● **Materials provided**:
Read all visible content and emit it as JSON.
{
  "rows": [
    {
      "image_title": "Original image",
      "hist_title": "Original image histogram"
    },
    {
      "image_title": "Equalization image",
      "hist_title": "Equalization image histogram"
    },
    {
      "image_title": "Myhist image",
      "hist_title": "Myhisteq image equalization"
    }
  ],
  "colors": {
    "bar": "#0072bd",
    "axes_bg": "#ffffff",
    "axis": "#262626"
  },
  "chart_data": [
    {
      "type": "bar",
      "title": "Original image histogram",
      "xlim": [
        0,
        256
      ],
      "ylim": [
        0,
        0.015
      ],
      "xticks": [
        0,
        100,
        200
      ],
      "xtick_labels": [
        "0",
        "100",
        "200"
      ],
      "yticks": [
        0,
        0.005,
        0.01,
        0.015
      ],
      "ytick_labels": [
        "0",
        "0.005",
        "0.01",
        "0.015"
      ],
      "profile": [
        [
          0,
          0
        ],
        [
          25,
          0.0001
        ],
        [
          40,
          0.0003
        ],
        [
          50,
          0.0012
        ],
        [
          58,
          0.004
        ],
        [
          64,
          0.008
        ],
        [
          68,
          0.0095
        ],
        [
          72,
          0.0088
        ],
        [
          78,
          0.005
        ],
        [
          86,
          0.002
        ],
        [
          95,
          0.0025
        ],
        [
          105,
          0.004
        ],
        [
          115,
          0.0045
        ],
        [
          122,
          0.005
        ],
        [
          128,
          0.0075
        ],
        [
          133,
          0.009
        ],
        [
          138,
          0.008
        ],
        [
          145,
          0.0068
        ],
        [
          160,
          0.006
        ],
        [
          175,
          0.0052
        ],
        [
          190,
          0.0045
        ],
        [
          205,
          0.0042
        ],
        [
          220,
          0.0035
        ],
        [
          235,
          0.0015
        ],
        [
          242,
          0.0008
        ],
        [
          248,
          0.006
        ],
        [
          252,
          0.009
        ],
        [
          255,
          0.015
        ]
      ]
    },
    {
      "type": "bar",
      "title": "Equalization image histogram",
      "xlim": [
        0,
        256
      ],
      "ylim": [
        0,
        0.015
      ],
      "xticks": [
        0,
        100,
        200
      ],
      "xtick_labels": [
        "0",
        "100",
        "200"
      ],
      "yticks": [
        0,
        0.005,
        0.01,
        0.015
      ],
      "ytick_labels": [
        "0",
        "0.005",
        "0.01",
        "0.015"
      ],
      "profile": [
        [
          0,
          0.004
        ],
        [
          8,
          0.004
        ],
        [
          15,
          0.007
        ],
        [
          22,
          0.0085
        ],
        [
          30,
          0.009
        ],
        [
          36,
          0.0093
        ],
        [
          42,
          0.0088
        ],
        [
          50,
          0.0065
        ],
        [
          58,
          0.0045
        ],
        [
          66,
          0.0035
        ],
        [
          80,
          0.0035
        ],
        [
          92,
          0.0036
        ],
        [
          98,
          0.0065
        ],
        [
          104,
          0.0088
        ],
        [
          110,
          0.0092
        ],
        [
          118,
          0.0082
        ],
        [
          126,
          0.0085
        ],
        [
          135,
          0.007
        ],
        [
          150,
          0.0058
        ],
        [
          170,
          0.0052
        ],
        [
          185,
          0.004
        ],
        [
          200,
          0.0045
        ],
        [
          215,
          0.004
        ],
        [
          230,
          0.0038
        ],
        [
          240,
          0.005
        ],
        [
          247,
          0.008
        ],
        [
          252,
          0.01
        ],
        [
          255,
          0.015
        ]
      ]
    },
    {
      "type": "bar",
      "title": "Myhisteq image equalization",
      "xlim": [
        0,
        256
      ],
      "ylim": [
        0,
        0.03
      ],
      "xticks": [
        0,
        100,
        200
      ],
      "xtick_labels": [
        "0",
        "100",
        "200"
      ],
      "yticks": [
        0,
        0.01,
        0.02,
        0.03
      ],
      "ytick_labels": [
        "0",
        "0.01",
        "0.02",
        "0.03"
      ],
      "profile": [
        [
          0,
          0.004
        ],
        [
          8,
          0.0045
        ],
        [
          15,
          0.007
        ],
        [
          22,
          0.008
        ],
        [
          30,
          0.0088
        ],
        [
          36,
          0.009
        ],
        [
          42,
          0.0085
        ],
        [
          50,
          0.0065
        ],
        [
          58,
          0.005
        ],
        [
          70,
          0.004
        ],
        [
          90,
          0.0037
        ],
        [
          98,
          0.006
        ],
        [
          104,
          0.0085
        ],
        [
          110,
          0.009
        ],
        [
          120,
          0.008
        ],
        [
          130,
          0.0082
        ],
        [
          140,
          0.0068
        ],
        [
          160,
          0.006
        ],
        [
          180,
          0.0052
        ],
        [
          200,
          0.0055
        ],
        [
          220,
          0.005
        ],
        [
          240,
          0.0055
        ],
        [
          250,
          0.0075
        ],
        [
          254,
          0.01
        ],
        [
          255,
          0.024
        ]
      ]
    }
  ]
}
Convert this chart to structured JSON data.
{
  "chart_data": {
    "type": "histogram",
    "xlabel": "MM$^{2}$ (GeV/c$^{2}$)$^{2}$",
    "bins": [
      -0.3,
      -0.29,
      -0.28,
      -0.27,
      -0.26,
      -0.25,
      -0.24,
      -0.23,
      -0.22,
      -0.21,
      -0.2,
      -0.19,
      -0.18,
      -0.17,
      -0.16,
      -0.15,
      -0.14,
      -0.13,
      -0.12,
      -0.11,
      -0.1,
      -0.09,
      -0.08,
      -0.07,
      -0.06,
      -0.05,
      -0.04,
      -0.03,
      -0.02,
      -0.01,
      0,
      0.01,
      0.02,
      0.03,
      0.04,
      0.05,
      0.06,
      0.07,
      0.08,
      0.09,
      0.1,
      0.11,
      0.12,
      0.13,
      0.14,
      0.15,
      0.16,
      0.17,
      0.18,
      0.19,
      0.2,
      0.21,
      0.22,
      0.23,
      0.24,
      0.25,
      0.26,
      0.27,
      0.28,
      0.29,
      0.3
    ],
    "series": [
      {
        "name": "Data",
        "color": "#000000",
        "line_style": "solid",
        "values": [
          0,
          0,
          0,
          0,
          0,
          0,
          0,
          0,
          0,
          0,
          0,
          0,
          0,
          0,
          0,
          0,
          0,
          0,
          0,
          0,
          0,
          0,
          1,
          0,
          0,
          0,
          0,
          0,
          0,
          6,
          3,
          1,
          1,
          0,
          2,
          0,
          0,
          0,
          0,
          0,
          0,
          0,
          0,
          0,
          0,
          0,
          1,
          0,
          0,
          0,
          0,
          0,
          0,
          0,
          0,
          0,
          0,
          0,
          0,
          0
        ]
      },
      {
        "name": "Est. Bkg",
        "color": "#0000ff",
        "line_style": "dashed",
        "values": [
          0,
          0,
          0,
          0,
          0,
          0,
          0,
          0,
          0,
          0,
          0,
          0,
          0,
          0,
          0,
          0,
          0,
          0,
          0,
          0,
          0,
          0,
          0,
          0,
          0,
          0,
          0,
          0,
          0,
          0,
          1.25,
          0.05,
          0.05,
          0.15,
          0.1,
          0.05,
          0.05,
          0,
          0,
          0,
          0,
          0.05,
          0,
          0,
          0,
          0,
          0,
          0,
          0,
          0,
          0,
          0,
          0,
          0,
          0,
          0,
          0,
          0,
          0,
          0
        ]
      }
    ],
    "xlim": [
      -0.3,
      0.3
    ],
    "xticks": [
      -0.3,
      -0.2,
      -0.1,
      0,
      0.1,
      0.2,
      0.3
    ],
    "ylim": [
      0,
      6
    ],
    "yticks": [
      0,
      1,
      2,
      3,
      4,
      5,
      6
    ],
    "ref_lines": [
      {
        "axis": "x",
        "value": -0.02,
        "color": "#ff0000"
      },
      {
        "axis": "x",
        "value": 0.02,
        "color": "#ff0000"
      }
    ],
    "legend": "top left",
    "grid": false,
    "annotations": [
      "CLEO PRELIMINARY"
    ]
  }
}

● **What you are asked to do**: Return each line of the data that contains the string "JSON".

● **Response for this exercise**:
Read all visible content and emit it as JSON.
Convert this chart to structured JSON data.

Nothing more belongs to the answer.